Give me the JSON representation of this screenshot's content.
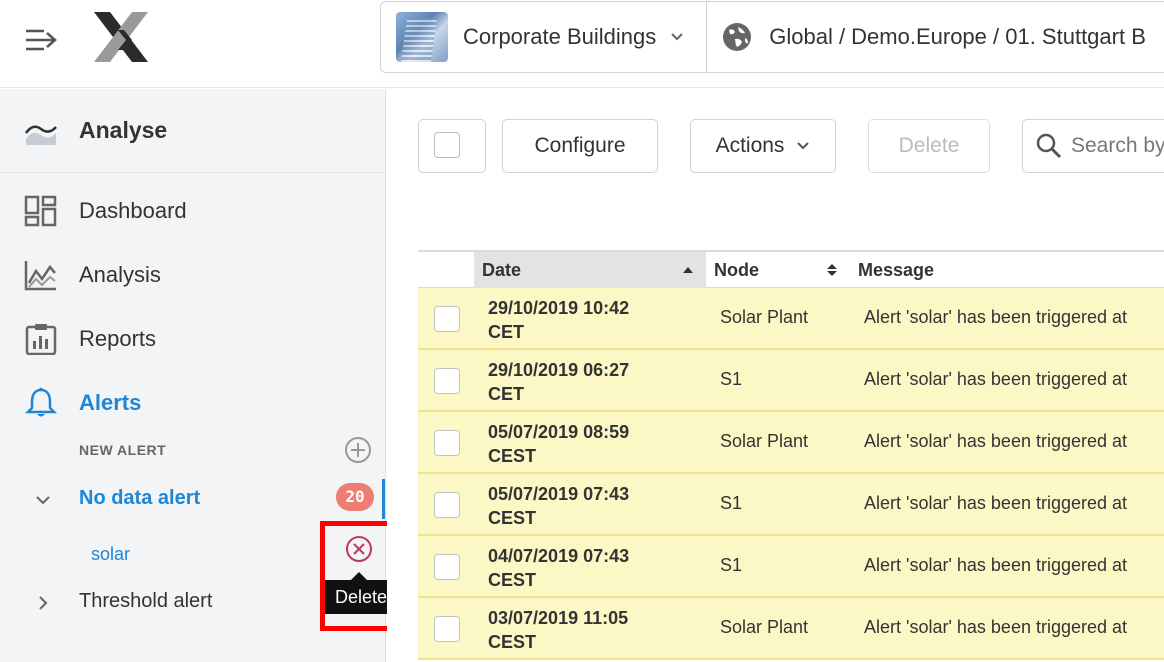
{
  "header": {
    "building": "Corporate Buildings",
    "path": "Global / Demo.Europe / 01. Stuttgart B"
  },
  "sidebar": {
    "section_title": "Analyse",
    "items": [
      {
        "label": "Dashboard"
      },
      {
        "label": "Analysis"
      },
      {
        "label": "Reports"
      },
      {
        "label": "Alerts"
      }
    ],
    "new_alert_label": "NEW ALERT",
    "tree": [
      {
        "label": "No data alert",
        "badge": "20",
        "children": [
          {
            "label": "solar"
          }
        ]
      },
      {
        "label": "Threshold alert"
      }
    ],
    "tooltip": "Delete"
  },
  "toolbar": {
    "configure": "Configure",
    "actions": "Actions",
    "delete": "Delete",
    "search_placeholder": "Search by"
  },
  "table": {
    "columns": [
      "Date",
      "Node",
      "Message"
    ],
    "rows": [
      {
        "date": "29/10/2019 10:42",
        "tz": "CET",
        "node": "Solar Plant",
        "message": "Alert 'solar' has been triggered at"
      },
      {
        "date": "29/10/2019 06:27",
        "tz": "CET",
        "node": "S1",
        "message": "Alert 'solar' has been triggered at"
      },
      {
        "date": "05/07/2019 08:59",
        "tz": "CEST",
        "node": "Solar Plant",
        "message": "Alert 'solar' has been triggered at"
      },
      {
        "date": "05/07/2019 07:43",
        "tz": "CEST",
        "node": "S1",
        "message": "Alert 'solar' has been triggered at"
      },
      {
        "date": "04/07/2019 07:43",
        "tz": "CEST",
        "node": "S1",
        "message": "Alert 'solar' has been triggered at"
      },
      {
        "date": "03/07/2019 11:05",
        "tz": "CEST",
        "node": "Solar Plant",
        "message": "Alert 'solar' has been triggered at"
      }
    ]
  },
  "colors": {
    "accent": "#1f86d6",
    "row_highlight": "#fcf8c6",
    "badge": "#f07d72",
    "delete_icon": "#c0395a"
  }
}
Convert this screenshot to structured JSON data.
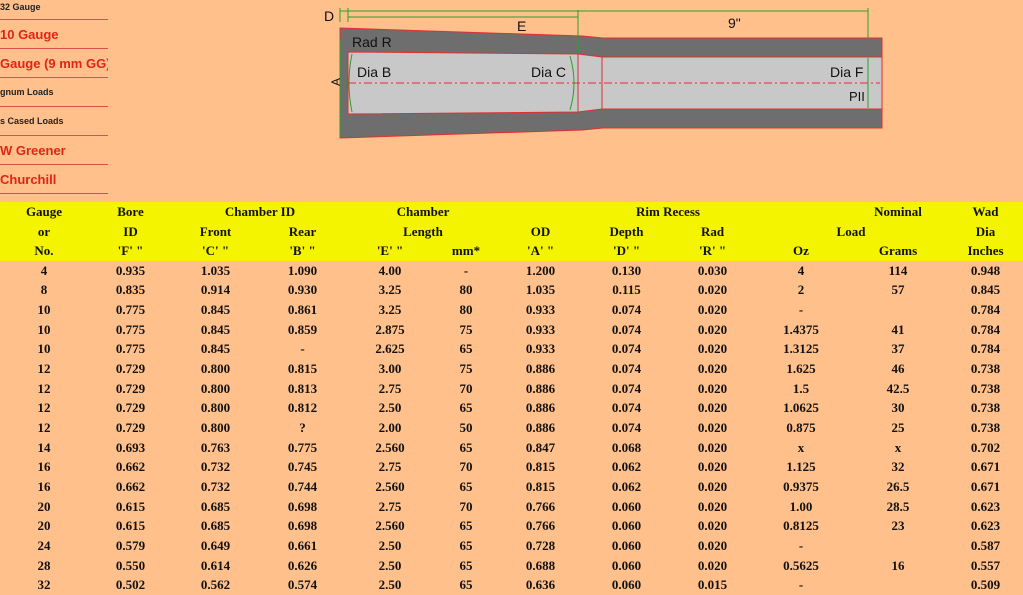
══════
→ **What you need to do**
Find the string "data" in the entries above and return each line that holds it.

→ **Task output**
        "label": "No data alert",
Convert this screenshot to structured JSON data.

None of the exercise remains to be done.